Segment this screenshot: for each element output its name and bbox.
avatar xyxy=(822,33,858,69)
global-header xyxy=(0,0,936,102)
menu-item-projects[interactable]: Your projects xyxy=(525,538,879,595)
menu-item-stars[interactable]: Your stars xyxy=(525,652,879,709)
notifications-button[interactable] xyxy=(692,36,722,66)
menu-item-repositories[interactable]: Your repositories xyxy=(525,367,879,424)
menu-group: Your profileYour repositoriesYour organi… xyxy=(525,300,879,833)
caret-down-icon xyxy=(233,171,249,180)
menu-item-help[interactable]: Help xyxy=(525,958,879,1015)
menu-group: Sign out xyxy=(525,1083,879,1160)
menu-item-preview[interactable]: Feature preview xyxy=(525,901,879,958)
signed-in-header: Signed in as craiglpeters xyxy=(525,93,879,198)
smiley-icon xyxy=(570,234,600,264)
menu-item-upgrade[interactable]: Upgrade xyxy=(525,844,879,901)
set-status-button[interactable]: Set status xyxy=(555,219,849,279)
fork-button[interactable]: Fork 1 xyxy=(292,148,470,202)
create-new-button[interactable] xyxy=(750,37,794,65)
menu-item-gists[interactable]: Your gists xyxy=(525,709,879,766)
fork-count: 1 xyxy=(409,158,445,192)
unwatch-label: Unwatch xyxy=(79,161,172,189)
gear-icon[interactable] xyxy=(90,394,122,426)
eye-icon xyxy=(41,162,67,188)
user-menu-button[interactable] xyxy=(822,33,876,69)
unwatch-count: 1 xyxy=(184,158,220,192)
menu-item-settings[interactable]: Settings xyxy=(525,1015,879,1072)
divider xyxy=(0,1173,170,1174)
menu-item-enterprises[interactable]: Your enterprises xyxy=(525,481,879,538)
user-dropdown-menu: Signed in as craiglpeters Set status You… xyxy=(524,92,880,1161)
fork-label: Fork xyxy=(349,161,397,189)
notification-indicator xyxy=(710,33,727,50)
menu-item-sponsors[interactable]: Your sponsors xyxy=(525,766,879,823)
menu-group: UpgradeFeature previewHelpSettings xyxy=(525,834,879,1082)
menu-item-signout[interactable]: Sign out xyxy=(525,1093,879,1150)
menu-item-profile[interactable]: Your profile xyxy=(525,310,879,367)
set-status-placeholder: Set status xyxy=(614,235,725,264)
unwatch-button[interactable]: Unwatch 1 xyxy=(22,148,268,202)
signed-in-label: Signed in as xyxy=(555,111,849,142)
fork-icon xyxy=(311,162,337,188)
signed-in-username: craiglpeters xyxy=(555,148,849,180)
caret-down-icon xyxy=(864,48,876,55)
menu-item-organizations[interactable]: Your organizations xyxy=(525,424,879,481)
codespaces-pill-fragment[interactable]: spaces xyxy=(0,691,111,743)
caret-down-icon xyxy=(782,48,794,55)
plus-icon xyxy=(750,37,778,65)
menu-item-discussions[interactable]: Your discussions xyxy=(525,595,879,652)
....
### TASK DESCRIPTION
Render the lines above as a JSON list of strings, one string per line, leaving out blank lines.

### TASK SOLUTION
[
  "Segment this screenshot: for each element output its name and bbox.",
  "avatar xyxy=(822,33,858,69)",
  "global-header xyxy=(0,0,936,102)",
  "menu-item-projects[interactable]: Your projects xyxy=(525,538,879,595)",
  "menu-item-stars[interactable]: Your stars xyxy=(525,652,879,709)",
  "notifications-button[interactable] xyxy=(692,36,722,66)",
  "menu-item-repositories[interactable]: Your repositories xyxy=(525,367,879,424)",
  "menu-group: Your profileYour repositoriesYour organi… xyxy=(525,300,879,833)",
  "caret-down-icon xyxy=(233,171,249,180)",
  "menu-item-help[interactable]: Help xyxy=(525,958,879,1015)",
  "menu-group: Sign out xyxy=(525,1083,879,1160)",
  "menu-item-preview[interactable]: Feature preview xyxy=(525,901,879,958)",
  "signed-in-header: Signed in as craiglpeters xyxy=(525,93,879,198)",
  "smiley-icon xyxy=(570,234,600,264)",
  "menu-item-upgrade[interactable]: Upgrade xyxy=(525,844,879,901)",
  "set-status-button[interactable]: Set status xyxy=(555,219,849,279)",
  "fork-button[interactable]: Fork 1 xyxy=(292,148,470,202)",
  "create-new-button[interactable] xyxy=(750,37,794,65)",
  "menu-item-gists[interactable]: Your gists xyxy=(525,709,879,766)",
  "fork-count: 1 xyxy=(409,158,445,192)",
  "unwatch-label: Unwatch xyxy=(79,161,172,189)",
  "gear-icon[interactable] xyxy=(90,394,122,426)",
  "eye-icon xyxy=(41,162,67,188)",
  "user-menu-button[interactable] xyxy=(822,33,876,69)",
  "unwatch-count: 1 xyxy=(184,158,220,192)",
  "menu-item-settings[interactable]: Settings xyxy=(525,1015,879,1072)",
  "divider xyxy=(0,1173,170,1174)",
  "menu-item-enterprises[interactable]: Your enterprises xyxy=(525,481,879,538)",
  "user-dropdown-menu: Signed in as craiglpeters Set status You… xyxy=(524,92,880,1161)",
  "fork-label: Fork xyxy=(349,161,397,189)",
  "notification-indicator xyxy=(710,33,727,50)",
  "menu-item-sponsors[interactable]: Your sponsors xyxy=(525,766,879,823)",
  "menu-group: UpgradeFeature previewHelpSettings xyxy=(525,834,879,1082)",
  "menu-item-signout[interactable]: Sign out xyxy=(525,1093,879,1150)",
  "menu-item-profile[interactable]: Your profile xyxy=(525,310,879,367)",
  "set-status-placeholder: Set status xyxy=(614,235,725,264)",
  "unwatch-button[interactable]: Unwatch 1 xyxy=(22,148,268,202)",
  "signed-in-label: Signed in as xyxy=(555,111,849,142)",
  "fork-icon xyxy=(311,162,337,188)",
  "signed-in-username: craiglpeters xyxy=(555,148,849,180)",
  "caret-down-icon xyxy=(864,48,876,55)",
  "menu-item-organizations[interactable]: Your organizations xyxy=(525,424,879,481)",
  "codespaces-pill-fragment[interactable]: spaces xyxy=(0,691,111,743)",
  "caret-down-icon xyxy=(782,48,794,55)",
  "plus-icon xyxy=(750,37,778,65)",
  "menu-item-discussions[interactable]: Your discussions xyxy=(525,595,879,652)"
]